■ **Written exercise**:
In the records, replace "block diagram" with "schematic diagram" and write the lines out again with nothing else changed. Leave the pictures out of your answer.

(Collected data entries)
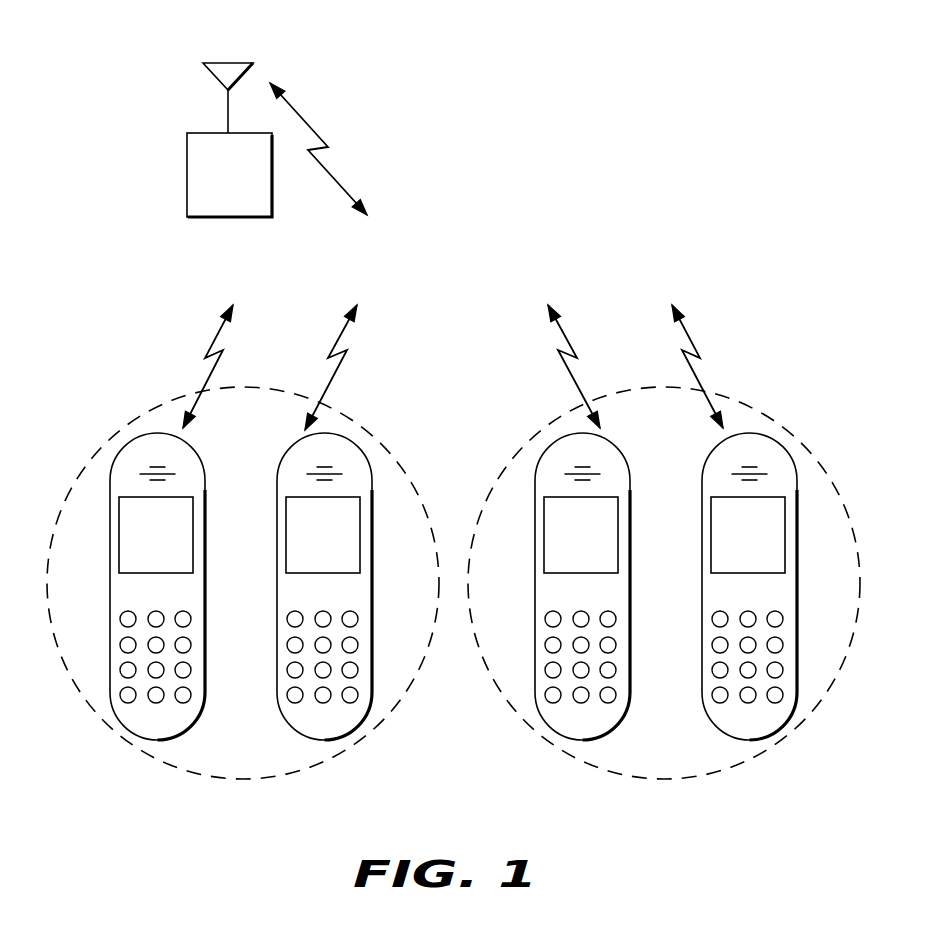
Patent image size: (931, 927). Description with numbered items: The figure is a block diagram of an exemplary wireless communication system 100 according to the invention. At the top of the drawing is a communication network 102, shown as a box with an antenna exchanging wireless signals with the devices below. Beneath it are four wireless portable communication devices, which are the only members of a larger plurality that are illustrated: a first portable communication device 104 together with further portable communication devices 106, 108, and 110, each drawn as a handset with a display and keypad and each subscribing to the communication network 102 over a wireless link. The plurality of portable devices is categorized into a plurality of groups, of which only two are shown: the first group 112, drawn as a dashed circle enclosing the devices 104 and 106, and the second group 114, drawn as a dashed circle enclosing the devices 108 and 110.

The communication system 100 is at (624, 40).
The communication network 102 is at (193, 133).
The first portable communication device 104 is at (110, 587).
The wireless portable communication device 106 is at (277, 587).
The wireless portable communication device 108 is at (535, 587).
The wireless portable communication device 110 is at (702, 587).
The first group 112 is at (130, 422).
The second group 114 is at (554, 422).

■ **Result of the task**:
Patent image size: (931, 927). Description with numbered items: The figure is a schematic diagram of an exemplary wireless communication system 100 according to the invention. At the top of the drawing is a communication network 102, shown as a box with an antenna exchanging wireless signals with the devices below. Beneath it are four wireless portable communication devices, which are the only members of a larger plurality that are illustrated: a first portable communication device 104 together with further portable communication devices 106, 108, and 110, each drawn as a handset with a display and keypad and each subscribing to the communication network 102 over a wireless link. The plurality of portable devices is categorized into a plurality of groups, of which only two are shown: the first group 112, drawn as a dashed circle enclosing the devices 104 and 106, and the second group 114, drawn as a dashed circle enclosing the devices 108 and 110.

The communication system 100 is at (624, 40).
The communication network 102 is at (193, 133).
The first portable communication device 104 is at (110, 587).
The wireless portable communication device 106 is at (277, 587).
The wireless portable communication device 108 is at (535, 587).
The wireless portable communication device 110 is at (702, 587).
The first group 112 is at (130, 422).
The second group 114 is at (554, 422).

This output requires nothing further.